DATA PROVIDED.
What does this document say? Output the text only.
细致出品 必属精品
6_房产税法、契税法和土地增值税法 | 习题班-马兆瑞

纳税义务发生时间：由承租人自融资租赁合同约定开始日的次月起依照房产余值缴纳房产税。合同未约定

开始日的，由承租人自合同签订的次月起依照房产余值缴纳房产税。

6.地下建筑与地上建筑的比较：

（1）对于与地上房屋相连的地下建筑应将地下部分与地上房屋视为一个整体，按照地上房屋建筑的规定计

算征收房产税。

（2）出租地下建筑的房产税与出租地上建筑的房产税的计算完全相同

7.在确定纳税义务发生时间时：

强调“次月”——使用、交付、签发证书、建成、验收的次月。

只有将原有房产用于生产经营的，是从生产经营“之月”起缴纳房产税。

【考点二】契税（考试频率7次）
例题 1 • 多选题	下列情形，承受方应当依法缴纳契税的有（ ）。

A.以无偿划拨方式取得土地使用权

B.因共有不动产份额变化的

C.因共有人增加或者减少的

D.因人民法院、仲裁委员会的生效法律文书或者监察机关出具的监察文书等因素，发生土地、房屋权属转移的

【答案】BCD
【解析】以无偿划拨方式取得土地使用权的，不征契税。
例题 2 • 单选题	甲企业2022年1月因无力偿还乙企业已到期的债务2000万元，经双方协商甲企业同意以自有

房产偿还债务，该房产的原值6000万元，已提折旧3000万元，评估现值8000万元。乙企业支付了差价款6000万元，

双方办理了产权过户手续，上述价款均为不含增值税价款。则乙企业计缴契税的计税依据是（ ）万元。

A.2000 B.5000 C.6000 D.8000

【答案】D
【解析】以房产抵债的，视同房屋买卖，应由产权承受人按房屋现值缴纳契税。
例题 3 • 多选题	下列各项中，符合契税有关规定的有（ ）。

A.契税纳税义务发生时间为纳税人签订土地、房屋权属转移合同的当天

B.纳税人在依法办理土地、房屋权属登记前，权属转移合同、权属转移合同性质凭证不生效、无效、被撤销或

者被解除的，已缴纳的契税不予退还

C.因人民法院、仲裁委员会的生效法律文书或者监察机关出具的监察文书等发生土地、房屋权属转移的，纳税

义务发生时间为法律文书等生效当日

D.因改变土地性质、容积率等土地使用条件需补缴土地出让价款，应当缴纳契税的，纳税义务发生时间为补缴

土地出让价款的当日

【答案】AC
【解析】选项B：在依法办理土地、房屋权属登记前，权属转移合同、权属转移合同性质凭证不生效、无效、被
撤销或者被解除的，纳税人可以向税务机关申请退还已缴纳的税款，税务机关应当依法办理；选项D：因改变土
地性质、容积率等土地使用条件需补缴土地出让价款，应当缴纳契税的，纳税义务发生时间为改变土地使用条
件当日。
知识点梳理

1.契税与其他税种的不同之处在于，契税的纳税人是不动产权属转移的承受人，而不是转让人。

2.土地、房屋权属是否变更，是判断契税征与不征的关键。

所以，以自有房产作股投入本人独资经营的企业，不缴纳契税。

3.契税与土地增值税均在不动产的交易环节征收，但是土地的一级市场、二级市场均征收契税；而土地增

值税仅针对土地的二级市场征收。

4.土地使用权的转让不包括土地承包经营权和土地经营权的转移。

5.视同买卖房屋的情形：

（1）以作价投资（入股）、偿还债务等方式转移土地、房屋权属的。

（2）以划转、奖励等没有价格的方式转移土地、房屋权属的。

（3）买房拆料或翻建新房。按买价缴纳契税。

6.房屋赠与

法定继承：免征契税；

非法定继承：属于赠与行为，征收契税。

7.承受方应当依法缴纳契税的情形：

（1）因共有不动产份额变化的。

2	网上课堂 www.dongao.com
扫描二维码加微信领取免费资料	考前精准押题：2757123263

TO DO.
Transcribe every entry word for word.

THE RESPONSE.
What does this document say? Output the text only.
细致出品 必属精品
6_房产税法、契税法和土地增值税法 | 习题班-马兆瑞

纳税义务发生时间：由承租人自融资租赁合同约定开始日的次月起依照房产余值缴纳房产税。合同未约定

开始日的，由承租人自合同签订的次月起依照房产余值缴纳房产税。

6.地下建筑与地上建筑的比较：

（1）对于与地上房屋相连的地下建筑应将地下部分与地上房屋视为一个整体，按照地上房屋建筑的规定计

算征收房产税。

（2）出租地下建筑的房产税与出租地上建筑的房产税的计算完全相同

7.在确定纳税义务发生时间时：

强调“次月”——使用、交付、签发证书、建成、验收的次月。

只有将原有房产用于生产经营的，是从生产经营“之月”起缴纳房产税。

【考点二】契税（考试频率7次）
例题 1 • 多选题	下列情形，承受方应当依法缴纳契税的有（ ）。

A.以无偿划拨方式取得土地使用权

B.因共有不动产份额变化的

C.因共有人增加或者减少的

D.因人民法院、仲裁委员会的生效法律文书或者监察机关出具的监察文书等因素，发生土地、房屋权属转移的

【答案】BCD
【解析】以无偿划拨方式取得土地使用权的，不征契税。
例题 2 • 单选题	甲企业2022年1月因无力偿还乙企业已到期的债务2000万元，经双方协商甲企业同意以自有

房产偿还债务，该房产的原值6000万元，已提折旧3000万元，评估现值8000万元。乙企业支付了差价款6000万元，

双方办理了产权过户手续，上述价款均为不含增值税价款。则乙企业计缴契税的计税依据是（ ）万元。

A.2000 B.5000 C.6000 D.8000

【答案】D
【解析】以房产抵债的，视同房屋买卖，应由产权承受人按房屋现值缴纳契税。
例题 3 • 多选题	下列各项中，符合契税有关规定的有（ ）。

A.契税纳税义务发生时间为纳税人签订土地、房屋权属转移合同的当天

B.纳税人在依法办理土地、房屋权属登记前，权属转移合同、权属转移合同性质凭证不生效、无效、被撤销或

者被解除的，已缴纳的契税不予退还

C.因人民法院、仲裁委员会的生效法律文书或者监察机关出具的监察文书等发生土地、房屋权属转移的，纳税

义务发生时间为法律文书等生效当日

D.因改变土地性质、容积率等土地使用条件需补缴土地出让价款，应当缴纳契税的，纳税义务发生时间为补缴

土地出让价款的当日

【答案】AC
【解析】选项B：在依法办理土地、房屋权属登记前，权属转移合同、权属转移合同性质凭证不生效、无效、被
撤销或者被解除的，纳税人可以向税务机关申请退还已缴纳的税款，税务机关应当依法办理；选项D：因改变土
地性质、容积率等土地使用条件需补缴土地出让价款，应当缴纳契税的，纳税义务发生时间为改变土地使用条
件当日。
知识点梳理

1.契税与其他税种的不同之处在于，契税的纳税人是不动产权属转移的承受人，而不是转让人。

2.土地、房屋权属是否变更，是判断契税征与不征的关键。

所以，以自有房产作股投入本人独资经营的企业，不缴纳契税。

3.契税与土地增值税均在不动产的交易环节征收，但是土地的一级市场、二级市场均征收契税；而土地增

值税仅针对土地的二级市场征收。

4.土地使用权的转让不包括土地承包经营权和土地经营权的转移。

5.视同买卖房屋的情形：

（1）以作价投资（入股）、偿还债务等方式转移土地、房屋权属的。

（2）以划转、奖励等没有价格的方式转移土地、房屋权属的。

（3）买房拆料或翻建新房。按买价缴纳契税。

6.房屋赠与

法定继承：免征契税；

非法定继承：属于赠与行为，征收契税。

7.承受方应当依法缴纳契税的情形：

（1）因共有不动产份额变化的。

2	网上课堂 www.dongao.com
扫描二维码加微信领取免费资料	考前精准押题：2757123263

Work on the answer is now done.